Rewrite the lines from the start of the records up to and including the line with "bar-slovakia-dec-07 xyxy=(812,410,821,414)", changing "y-tick-label" to "y-axis-label" and leaving everything else unchanged.
>> Start
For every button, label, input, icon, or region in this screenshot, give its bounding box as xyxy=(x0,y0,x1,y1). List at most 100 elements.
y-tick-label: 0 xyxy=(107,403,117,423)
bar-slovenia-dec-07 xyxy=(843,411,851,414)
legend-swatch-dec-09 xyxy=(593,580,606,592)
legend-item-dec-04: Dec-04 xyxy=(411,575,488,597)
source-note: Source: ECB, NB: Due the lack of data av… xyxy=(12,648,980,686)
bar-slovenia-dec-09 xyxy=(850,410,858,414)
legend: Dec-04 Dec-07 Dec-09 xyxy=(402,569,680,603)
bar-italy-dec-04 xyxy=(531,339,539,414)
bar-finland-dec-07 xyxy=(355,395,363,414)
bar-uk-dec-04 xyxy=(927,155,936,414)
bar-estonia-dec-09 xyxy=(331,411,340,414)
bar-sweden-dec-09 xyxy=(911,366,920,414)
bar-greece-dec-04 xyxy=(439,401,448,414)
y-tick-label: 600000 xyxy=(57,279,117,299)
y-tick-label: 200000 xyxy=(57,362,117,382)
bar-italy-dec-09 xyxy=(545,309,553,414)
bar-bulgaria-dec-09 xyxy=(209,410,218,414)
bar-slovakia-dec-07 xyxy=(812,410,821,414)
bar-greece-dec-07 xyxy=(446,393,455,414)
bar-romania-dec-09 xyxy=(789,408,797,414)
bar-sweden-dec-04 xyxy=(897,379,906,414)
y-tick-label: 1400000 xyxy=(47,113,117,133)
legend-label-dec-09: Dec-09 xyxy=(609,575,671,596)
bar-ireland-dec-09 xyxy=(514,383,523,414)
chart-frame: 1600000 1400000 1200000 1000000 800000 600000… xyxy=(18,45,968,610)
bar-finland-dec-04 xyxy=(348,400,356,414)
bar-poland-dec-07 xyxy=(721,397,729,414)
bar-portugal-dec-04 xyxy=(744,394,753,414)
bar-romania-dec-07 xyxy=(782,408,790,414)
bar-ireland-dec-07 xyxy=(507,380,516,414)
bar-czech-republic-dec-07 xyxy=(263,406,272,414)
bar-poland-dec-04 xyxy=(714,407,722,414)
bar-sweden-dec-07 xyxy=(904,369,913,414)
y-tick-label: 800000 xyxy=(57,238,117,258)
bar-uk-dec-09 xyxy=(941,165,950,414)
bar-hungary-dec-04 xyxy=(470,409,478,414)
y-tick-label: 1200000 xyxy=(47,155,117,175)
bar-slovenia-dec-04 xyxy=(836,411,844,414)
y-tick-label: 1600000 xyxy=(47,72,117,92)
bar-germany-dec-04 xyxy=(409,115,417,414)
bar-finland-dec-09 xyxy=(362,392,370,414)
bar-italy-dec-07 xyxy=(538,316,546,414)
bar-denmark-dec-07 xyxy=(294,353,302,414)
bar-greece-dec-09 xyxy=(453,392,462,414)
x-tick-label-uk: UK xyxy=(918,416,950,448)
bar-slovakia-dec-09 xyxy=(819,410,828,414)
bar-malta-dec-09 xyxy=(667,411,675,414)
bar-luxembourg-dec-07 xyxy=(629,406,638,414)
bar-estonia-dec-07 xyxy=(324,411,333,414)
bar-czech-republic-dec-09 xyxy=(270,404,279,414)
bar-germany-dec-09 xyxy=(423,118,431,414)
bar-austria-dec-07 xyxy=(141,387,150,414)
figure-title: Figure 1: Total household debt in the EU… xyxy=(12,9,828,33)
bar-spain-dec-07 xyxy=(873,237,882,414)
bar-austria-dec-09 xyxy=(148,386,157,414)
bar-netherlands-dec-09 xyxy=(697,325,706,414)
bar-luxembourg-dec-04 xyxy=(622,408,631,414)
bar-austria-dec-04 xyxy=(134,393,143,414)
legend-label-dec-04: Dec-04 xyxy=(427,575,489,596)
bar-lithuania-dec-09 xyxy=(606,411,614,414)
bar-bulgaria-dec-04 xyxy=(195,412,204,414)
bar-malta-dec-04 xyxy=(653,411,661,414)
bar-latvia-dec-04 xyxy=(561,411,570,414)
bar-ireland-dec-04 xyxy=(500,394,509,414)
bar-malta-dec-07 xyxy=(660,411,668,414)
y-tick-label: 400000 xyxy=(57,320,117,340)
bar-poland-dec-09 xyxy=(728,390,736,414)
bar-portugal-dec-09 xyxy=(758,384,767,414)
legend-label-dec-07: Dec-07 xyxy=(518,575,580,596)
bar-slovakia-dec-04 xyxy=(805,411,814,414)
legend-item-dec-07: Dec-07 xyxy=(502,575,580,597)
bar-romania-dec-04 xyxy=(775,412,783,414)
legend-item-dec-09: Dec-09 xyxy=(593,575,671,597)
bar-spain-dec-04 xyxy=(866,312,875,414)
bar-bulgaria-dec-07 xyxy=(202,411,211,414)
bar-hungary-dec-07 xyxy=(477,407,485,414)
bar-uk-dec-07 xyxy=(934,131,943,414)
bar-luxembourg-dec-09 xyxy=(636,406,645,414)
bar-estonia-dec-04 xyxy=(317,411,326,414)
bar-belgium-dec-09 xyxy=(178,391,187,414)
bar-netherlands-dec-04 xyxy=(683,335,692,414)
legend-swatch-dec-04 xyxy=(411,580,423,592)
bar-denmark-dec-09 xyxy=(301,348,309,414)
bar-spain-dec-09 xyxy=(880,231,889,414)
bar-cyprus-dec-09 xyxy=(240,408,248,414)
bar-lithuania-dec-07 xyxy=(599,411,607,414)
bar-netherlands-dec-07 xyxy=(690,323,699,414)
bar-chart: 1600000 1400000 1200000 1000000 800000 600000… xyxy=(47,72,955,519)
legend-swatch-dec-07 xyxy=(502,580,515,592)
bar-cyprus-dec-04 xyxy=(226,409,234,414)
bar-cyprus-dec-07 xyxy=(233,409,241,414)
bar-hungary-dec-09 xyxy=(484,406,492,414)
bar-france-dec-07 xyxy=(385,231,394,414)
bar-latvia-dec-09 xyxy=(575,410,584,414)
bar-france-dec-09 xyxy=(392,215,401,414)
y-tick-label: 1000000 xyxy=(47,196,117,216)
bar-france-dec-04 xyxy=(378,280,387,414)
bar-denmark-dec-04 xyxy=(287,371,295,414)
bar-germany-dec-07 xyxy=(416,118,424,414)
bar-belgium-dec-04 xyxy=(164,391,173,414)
>> End
> TASK OUTPUT:
For every button, label, input, icon, or region in this screenshot, give its bounding box as xyxy=(x0,y0,x1,y1). List at most 100 elements.
y-axis-label: 0 xyxy=(107,403,117,423)
bar-slovenia-dec-07 xyxy=(843,411,851,414)
legend-swatch-dec-09 xyxy=(593,580,606,592)
legend-item-dec-04: Dec-04 xyxy=(411,575,488,597)
source-note: Source: ECB, NB: Due the lack of data av… xyxy=(12,648,980,686)
bar-slovenia-dec-09 xyxy=(850,410,858,414)
legend: Dec-04 Dec-07 Dec-09 xyxy=(402,569,680,603)
bar-italy-dec-04 xyxy=(531,339,539,414)
bar-finland-dec-07 xyxy=(355,395,363,414)
bar-uk-dec-04 xyxy=(927,155,936,414)
bar-estonia-dec-09 xyxy=(331,411,340,414)
bar-sweden-dec-09 xyxy=(911,366,920,414)
bar-greece-dec-04 xyxy=(439,401,448,414)
y-axis-label: 600000 xyxy=(57,279,117,299)
y-axis-label: 200000 xyxy=(57,362,117,382)
bar-italy-dec-09 xyxy=(545,309,553,414)
bar-bulgaria-dec-09 xyxy=(209,410,218,414)
bar-slovakia-dec-07 xyxy=(812,410,821,414)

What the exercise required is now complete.